Dataset items:
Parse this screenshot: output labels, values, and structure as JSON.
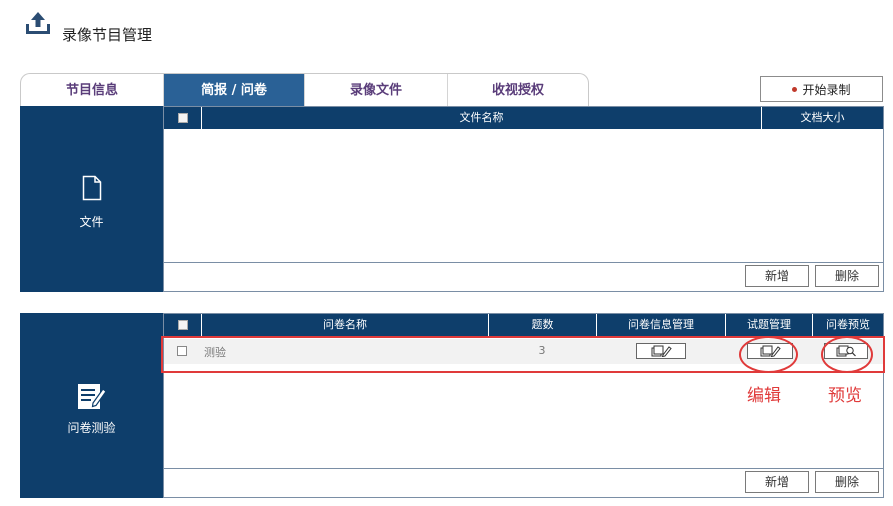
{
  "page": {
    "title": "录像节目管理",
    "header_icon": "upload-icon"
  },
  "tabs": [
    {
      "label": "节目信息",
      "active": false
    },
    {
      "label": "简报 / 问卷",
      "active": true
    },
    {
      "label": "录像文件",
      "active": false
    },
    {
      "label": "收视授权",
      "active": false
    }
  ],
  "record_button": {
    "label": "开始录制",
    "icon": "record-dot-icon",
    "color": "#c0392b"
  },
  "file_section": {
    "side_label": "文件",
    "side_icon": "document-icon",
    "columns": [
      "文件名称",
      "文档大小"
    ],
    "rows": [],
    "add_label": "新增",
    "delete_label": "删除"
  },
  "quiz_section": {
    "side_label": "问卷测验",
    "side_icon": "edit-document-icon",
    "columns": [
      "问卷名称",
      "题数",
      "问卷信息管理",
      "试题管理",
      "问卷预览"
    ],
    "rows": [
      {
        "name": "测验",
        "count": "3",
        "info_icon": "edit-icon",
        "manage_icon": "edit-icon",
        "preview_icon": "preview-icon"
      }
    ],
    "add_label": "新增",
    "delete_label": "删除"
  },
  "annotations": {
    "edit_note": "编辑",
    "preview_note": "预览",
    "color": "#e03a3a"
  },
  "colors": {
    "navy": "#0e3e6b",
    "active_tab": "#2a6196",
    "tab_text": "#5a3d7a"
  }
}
==
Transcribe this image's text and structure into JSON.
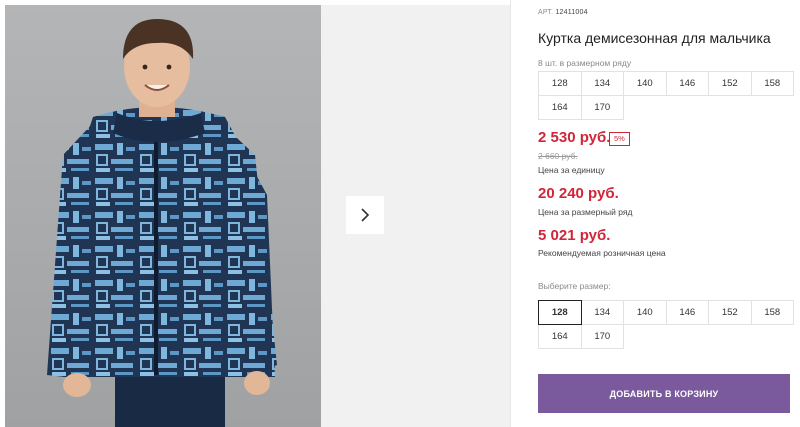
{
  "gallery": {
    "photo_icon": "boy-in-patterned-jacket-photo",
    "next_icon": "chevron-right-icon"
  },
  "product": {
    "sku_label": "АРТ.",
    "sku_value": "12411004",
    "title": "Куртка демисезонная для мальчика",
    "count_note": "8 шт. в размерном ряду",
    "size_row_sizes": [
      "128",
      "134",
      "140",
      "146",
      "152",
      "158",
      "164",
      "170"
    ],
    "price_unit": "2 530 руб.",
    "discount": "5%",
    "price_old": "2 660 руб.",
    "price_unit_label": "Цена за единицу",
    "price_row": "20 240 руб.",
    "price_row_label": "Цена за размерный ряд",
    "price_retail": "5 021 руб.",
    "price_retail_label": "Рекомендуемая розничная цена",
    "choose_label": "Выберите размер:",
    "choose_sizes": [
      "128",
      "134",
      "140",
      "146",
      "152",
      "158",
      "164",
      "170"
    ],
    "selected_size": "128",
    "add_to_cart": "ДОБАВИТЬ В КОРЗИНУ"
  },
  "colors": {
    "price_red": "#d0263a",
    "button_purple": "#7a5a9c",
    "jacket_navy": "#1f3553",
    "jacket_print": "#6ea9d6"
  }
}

» Objective
Write out every line of the preceding listing that contains "this".

» Reply
Parse this screenshot: output labels, values, and structure as JSON.
Transcribe this image's text and structure into JSON.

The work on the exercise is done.